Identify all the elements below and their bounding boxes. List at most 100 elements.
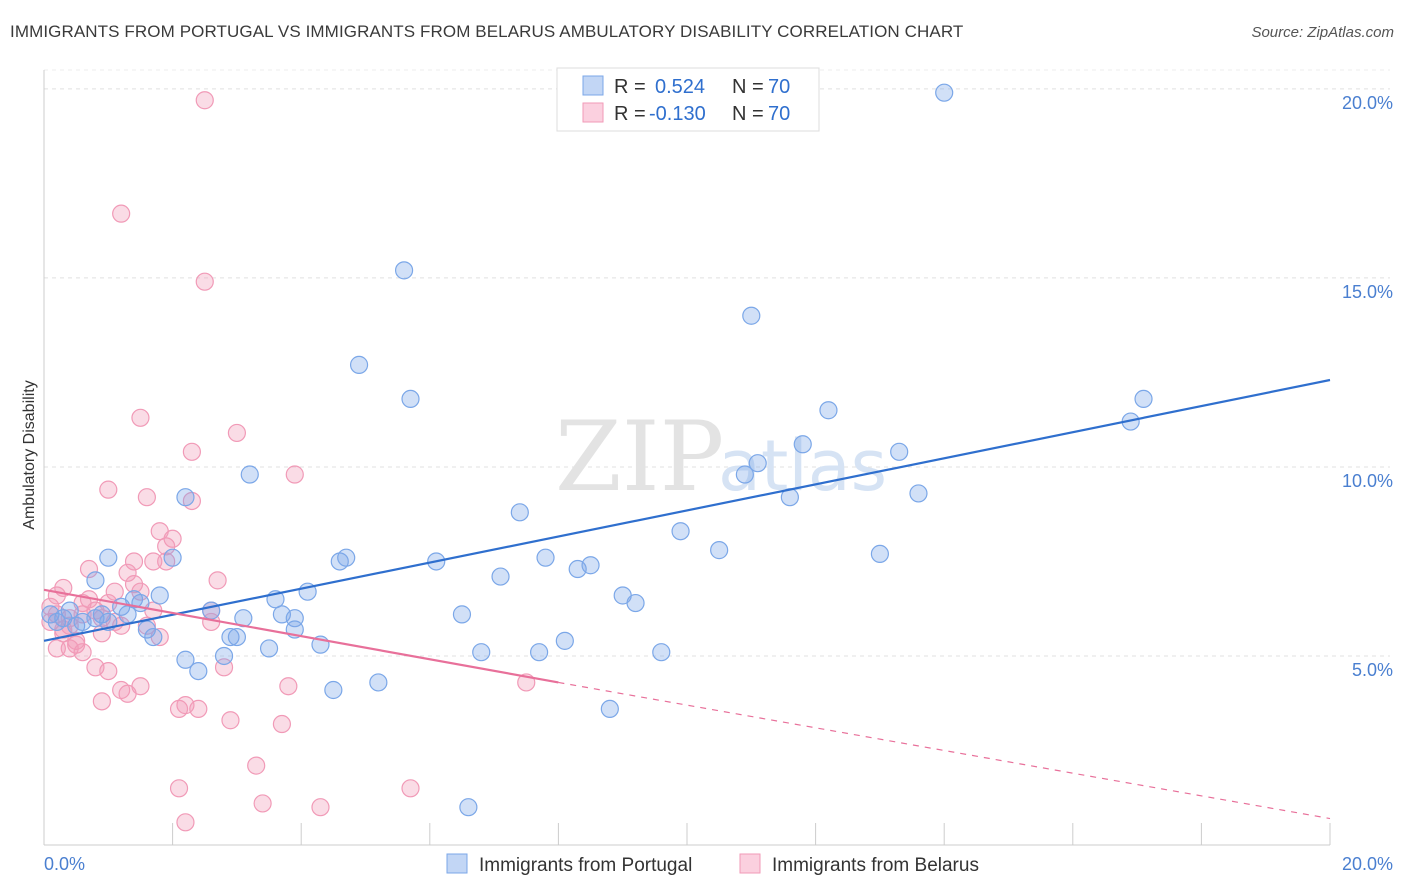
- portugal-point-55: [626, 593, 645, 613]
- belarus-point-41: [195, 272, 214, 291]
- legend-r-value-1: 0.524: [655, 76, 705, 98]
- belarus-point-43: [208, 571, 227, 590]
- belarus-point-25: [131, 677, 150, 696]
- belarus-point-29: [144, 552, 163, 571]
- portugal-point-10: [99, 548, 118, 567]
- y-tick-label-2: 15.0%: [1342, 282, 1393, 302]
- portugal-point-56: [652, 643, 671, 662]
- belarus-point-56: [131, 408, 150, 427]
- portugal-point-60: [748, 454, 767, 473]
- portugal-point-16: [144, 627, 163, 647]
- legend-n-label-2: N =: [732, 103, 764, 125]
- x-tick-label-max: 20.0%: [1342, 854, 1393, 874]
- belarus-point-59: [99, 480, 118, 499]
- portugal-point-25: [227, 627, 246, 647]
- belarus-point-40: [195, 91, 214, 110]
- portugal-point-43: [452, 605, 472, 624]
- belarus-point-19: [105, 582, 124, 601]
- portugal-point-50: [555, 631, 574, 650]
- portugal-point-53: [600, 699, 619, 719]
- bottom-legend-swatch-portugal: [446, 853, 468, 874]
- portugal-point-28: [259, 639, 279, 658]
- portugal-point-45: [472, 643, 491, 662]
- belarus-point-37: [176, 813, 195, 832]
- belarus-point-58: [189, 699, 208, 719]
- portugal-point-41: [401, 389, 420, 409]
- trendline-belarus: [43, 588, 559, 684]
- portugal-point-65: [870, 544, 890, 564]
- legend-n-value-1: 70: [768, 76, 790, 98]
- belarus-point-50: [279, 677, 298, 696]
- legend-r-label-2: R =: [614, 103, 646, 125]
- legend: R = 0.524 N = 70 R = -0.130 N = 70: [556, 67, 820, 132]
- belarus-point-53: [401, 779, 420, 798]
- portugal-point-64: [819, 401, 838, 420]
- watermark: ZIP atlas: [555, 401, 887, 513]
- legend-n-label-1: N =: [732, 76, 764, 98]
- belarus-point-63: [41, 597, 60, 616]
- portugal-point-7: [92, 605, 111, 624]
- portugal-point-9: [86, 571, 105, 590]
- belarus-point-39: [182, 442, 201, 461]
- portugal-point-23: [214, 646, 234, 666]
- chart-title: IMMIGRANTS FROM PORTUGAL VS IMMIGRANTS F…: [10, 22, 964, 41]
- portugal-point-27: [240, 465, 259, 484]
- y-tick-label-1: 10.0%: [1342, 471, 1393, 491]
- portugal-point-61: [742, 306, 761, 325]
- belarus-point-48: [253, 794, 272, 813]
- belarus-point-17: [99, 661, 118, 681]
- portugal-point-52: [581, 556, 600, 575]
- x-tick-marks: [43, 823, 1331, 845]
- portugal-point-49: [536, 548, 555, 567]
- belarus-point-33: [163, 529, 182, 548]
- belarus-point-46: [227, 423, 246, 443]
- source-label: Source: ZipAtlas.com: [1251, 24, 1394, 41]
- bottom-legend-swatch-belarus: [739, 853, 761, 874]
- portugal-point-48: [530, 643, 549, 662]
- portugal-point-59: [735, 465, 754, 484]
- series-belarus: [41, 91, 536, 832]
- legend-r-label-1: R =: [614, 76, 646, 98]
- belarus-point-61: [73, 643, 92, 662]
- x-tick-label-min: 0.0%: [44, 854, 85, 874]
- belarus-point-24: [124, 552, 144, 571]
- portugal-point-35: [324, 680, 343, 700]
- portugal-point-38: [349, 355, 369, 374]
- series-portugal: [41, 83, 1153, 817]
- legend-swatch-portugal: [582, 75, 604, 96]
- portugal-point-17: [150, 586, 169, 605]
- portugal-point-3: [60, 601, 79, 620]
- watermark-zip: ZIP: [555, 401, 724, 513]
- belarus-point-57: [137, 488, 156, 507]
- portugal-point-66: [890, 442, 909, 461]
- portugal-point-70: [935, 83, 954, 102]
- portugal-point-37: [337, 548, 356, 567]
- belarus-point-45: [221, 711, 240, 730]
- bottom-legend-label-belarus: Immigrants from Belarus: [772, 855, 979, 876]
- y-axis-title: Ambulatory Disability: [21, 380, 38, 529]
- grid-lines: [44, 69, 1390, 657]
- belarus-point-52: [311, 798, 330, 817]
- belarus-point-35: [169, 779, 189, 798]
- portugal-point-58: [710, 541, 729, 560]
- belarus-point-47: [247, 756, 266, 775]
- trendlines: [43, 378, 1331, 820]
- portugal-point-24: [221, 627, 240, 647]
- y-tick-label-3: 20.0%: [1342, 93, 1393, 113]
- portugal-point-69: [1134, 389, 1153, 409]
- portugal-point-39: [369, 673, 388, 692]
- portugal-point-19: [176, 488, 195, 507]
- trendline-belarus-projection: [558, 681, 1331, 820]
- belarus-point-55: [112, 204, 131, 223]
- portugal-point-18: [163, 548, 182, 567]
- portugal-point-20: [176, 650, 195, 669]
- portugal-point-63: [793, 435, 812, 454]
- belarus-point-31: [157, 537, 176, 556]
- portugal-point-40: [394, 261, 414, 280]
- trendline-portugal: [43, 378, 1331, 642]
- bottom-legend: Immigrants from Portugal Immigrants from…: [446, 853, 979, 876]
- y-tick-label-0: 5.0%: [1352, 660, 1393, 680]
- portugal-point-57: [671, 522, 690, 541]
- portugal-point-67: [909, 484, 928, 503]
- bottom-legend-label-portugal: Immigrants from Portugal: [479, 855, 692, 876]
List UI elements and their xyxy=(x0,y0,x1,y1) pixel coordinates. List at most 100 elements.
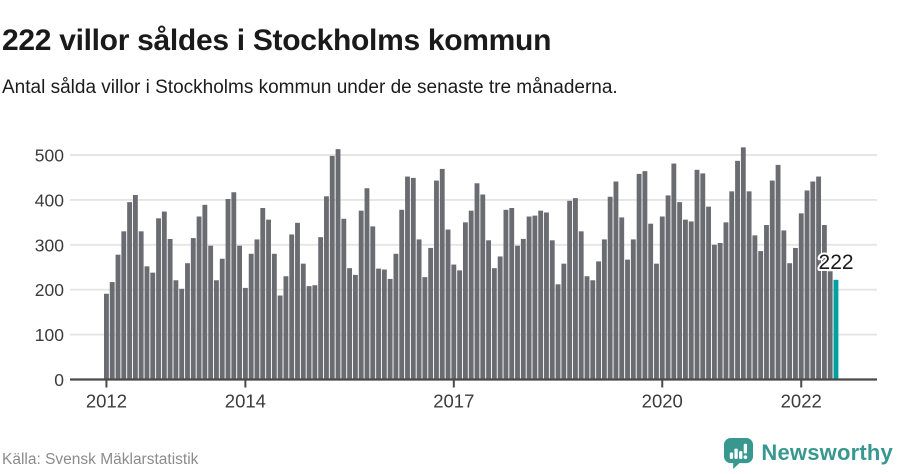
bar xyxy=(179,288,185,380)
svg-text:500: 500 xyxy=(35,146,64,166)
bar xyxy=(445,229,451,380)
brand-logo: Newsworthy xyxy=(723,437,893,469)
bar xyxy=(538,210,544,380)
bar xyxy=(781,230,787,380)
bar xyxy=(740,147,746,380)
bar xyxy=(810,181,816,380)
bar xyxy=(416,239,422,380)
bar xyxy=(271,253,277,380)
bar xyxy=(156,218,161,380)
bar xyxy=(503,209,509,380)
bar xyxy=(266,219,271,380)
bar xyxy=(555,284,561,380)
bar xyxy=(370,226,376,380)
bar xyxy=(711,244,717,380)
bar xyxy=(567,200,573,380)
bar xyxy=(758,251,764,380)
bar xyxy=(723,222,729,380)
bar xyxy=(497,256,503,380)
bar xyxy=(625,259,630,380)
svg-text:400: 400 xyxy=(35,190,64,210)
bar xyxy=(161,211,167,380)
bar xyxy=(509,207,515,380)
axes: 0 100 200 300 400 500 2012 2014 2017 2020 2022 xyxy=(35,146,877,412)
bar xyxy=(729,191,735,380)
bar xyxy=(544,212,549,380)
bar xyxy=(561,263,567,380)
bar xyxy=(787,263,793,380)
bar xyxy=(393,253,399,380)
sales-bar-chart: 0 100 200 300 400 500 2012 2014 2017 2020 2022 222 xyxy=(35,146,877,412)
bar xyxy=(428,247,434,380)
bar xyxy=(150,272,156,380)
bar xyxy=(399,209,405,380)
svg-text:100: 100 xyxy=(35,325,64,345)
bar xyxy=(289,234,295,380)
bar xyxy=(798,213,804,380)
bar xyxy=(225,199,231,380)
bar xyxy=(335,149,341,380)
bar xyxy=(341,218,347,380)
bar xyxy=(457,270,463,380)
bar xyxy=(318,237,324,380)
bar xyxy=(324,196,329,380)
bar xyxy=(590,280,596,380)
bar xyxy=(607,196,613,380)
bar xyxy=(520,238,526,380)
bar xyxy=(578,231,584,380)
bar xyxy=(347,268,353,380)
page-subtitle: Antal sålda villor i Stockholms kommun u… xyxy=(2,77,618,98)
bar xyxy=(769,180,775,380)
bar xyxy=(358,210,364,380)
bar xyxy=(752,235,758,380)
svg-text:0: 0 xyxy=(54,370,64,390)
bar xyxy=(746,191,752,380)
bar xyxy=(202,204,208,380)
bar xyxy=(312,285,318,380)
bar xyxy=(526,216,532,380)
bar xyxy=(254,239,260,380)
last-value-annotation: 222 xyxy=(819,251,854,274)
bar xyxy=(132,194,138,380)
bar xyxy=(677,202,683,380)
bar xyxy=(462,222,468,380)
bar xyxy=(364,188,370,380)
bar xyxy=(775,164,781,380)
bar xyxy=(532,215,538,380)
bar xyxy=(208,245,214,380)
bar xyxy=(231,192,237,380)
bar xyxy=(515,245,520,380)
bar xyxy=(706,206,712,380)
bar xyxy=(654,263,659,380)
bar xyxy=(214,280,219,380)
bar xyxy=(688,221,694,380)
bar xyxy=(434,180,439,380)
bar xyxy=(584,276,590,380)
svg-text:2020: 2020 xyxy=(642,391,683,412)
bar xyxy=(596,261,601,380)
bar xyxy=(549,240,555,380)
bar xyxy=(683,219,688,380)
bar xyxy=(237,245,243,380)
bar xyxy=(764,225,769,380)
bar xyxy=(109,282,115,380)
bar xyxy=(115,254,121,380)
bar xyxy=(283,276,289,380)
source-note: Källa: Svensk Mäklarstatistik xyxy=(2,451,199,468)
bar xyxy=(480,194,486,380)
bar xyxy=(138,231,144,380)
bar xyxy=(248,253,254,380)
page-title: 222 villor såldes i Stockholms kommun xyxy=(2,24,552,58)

• [EXERCISE REQUIREMENTS]
Give again, without any change, every line from the one containing "bar xyxy=(179,288,185,380)" down to the one containing "bar xyxy=(723,222,729,380)", counting both of those lines.

• [TASK SOLUTION]
bar xyxy=(179,288,185,380)
svg-text:500: 500 xyxy=(35,146,64,166)
bar xyxy=(445,229,451,380)
brand-logo: Newsworthy xyxy=(723,437,893,469)
bar xyxy=(538,210,544,380)
bar xyxy=(781,230,787,380)
bar xyxy=(740,147,746,380)
bar xyxy=(810,181,816,380)
bar xyxy=(416,239,422,380)
bar xyxy=(271,253,277,380)
bar xyxy=(156,218,161,380)
bar xyxy=(503,209,509,380)
bar xyxy=(266,219,271,380)
bar xyxy=(555,284,561,380)
bar xyxy=(370,226,376,380)
bar xyxy=(711,244,717,380)
bar xyxy=(567,200,573,380)
bar xyxy=(758,251,764,380)
bar xyxy=(723,222,729,380)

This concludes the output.